**GOAL OF THE EXERCISE**
Whenever a line contains the string "text", copy it out of the entries.

>>>>>

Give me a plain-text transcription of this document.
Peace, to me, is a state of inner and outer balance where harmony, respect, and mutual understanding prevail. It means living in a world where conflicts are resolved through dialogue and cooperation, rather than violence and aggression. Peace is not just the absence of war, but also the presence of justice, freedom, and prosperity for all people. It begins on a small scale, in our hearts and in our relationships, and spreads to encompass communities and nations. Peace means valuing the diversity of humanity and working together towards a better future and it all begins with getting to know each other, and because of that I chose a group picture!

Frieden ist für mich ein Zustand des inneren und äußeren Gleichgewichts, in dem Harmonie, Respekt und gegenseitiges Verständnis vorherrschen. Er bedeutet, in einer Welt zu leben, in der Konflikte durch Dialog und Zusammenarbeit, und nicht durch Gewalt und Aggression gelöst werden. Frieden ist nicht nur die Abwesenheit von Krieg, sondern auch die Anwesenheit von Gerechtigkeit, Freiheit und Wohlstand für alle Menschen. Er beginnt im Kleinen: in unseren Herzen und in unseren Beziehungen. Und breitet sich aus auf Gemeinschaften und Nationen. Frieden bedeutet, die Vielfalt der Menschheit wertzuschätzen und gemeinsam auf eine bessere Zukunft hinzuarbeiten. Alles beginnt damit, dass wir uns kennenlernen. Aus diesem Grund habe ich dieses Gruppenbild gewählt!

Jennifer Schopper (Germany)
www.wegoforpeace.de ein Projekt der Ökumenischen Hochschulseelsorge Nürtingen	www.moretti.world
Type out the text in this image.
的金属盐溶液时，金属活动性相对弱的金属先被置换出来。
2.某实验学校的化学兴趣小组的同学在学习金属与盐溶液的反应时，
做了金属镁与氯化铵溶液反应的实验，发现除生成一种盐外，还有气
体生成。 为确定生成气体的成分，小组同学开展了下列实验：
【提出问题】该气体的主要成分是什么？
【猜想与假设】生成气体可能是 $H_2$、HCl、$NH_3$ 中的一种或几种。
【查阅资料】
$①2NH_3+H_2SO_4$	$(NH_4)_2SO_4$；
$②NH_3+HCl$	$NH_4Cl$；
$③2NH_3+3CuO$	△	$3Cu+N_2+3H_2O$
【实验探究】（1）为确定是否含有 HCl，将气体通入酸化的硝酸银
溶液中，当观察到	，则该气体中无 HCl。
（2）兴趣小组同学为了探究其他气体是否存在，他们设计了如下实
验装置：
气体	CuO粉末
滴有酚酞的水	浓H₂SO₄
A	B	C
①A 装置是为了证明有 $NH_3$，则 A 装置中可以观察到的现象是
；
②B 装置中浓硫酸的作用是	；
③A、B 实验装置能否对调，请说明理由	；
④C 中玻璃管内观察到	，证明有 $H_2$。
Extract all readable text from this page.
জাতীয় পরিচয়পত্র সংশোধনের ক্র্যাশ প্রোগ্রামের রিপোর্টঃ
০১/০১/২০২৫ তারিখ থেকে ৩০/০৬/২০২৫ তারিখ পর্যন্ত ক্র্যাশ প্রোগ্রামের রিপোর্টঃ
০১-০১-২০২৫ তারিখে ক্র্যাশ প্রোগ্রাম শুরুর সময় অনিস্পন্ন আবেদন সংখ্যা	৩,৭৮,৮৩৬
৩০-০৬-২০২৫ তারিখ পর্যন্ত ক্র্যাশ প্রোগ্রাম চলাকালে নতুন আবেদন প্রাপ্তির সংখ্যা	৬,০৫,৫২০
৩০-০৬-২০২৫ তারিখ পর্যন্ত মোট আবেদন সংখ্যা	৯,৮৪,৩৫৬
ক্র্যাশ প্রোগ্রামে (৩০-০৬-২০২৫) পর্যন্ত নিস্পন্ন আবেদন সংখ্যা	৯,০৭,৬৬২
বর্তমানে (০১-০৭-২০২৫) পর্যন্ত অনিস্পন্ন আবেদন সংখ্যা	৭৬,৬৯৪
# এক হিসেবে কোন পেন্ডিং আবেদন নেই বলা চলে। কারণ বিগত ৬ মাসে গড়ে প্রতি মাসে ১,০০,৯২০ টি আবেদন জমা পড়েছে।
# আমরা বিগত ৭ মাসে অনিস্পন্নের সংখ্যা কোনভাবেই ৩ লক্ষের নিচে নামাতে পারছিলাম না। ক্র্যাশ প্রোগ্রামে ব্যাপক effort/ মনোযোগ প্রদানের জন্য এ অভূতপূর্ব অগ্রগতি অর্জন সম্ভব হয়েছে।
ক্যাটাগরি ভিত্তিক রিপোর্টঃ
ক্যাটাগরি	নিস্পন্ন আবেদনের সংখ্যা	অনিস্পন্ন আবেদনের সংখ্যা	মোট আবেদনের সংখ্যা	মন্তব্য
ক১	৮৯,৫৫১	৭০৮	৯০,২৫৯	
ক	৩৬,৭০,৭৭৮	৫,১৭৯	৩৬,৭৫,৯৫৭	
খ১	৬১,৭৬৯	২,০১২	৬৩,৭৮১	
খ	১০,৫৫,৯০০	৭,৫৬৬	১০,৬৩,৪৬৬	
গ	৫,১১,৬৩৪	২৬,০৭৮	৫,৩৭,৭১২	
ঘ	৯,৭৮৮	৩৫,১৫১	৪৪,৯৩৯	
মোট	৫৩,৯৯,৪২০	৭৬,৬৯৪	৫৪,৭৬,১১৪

<<<<<

**FULL RESPONSE**
Give me a plain-text transcription of this document.
Type out the text in this image.
Extract all readable text from this page.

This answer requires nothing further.